## [Goal]
Gather every line of the entries that includes the word "what".

[Records from a data source]
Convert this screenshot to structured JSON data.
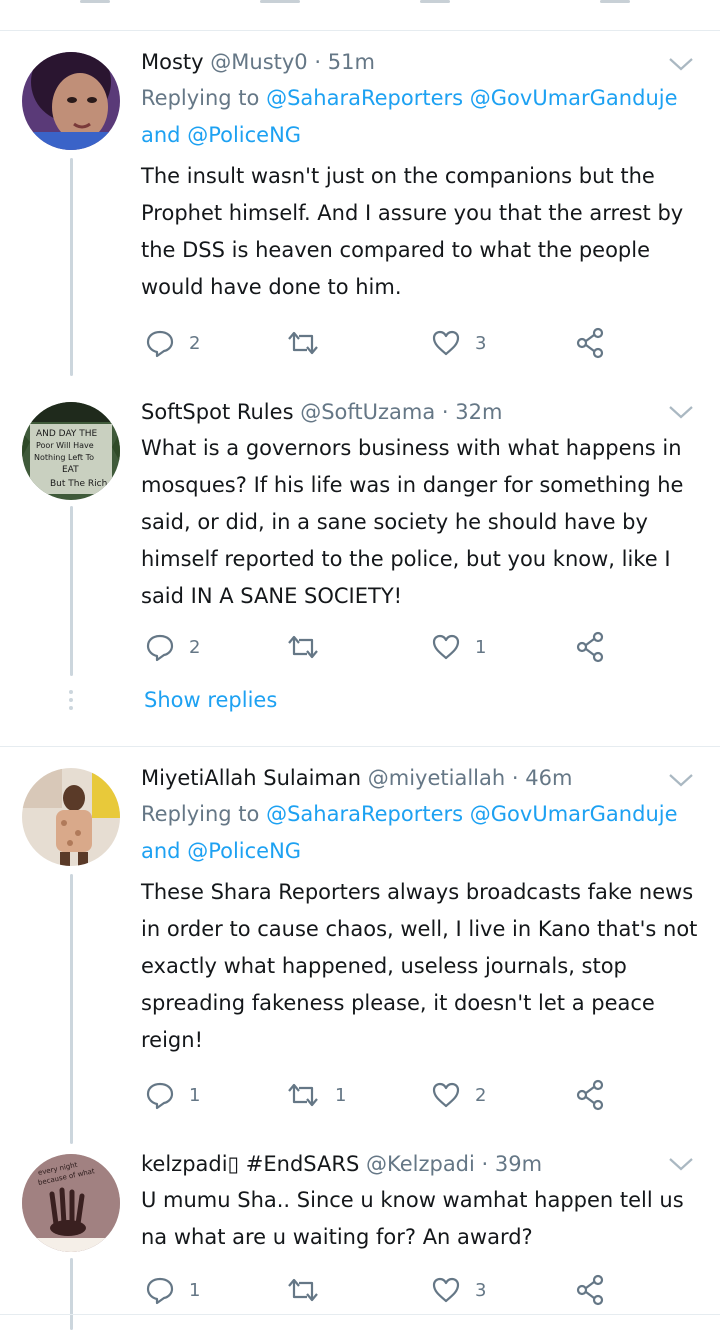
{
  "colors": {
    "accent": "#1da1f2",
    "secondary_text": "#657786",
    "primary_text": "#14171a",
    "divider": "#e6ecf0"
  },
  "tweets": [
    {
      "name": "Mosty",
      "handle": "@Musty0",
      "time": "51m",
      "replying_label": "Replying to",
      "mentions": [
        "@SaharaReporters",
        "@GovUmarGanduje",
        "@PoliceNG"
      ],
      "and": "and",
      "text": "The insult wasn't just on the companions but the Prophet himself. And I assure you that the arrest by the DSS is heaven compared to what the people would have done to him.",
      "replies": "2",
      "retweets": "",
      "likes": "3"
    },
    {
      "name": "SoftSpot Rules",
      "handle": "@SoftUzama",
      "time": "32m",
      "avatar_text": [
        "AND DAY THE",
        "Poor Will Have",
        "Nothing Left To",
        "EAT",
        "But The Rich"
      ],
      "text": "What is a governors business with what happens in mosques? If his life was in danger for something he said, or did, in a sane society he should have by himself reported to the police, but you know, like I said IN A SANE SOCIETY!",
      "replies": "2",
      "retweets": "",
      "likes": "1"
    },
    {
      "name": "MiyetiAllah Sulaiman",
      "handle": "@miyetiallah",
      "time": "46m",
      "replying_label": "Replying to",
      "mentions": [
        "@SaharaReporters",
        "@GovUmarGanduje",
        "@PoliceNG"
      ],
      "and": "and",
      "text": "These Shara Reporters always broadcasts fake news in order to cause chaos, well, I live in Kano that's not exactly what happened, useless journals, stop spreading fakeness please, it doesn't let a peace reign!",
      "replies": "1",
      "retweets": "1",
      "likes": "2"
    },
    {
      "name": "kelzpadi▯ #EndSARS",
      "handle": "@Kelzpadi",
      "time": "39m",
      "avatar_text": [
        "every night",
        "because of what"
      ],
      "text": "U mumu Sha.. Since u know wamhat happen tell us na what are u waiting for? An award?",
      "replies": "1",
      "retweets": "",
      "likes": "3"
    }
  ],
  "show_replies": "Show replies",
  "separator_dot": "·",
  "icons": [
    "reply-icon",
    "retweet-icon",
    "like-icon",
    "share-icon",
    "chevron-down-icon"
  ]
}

...

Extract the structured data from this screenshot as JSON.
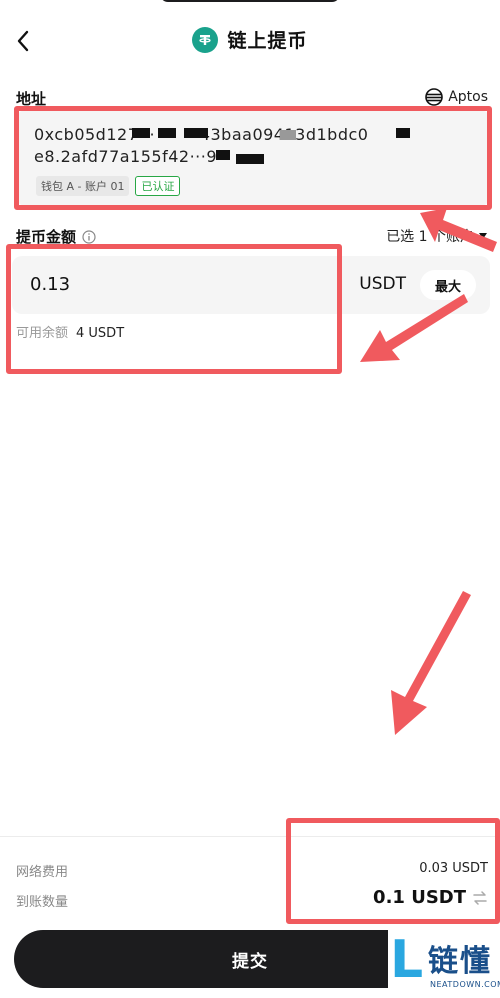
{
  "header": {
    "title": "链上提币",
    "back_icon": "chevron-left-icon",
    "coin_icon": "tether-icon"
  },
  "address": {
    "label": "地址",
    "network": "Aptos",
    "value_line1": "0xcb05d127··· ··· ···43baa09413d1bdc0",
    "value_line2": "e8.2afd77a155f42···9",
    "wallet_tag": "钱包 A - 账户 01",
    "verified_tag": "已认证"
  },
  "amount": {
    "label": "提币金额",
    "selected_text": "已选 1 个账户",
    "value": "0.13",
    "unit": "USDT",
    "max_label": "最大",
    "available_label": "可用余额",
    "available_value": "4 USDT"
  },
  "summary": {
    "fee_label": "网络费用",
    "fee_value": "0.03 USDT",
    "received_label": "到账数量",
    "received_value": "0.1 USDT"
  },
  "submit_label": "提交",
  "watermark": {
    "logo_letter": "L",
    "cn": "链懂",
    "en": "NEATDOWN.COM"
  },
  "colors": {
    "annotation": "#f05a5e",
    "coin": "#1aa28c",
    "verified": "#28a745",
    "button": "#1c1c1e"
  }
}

## [Reply]
      "text": "The insult wasn't just on the companions but the Prophet himself. And I assure you that the arrest by the DSS is heaven compared to what the people would have done to him.",
      "text": "What is a governors business with what happens in mosques? If his life was in danger for something he said, or did, in a sane society he should have by himself reported to the police, but you know, like I said IN A SANE SOCIETY!",
      "text": "These Shara Reporters always broadcasts fake news in order to cause chaos, well, I live in Kano that's not exactly what happened, useless journals, stop spreading fakeness please, it doesn't let a peace reign!",
        "because of what"
      "text": "U mumu Sha.. Since u know wamhat happen tell us na what are u waiting for? An award?",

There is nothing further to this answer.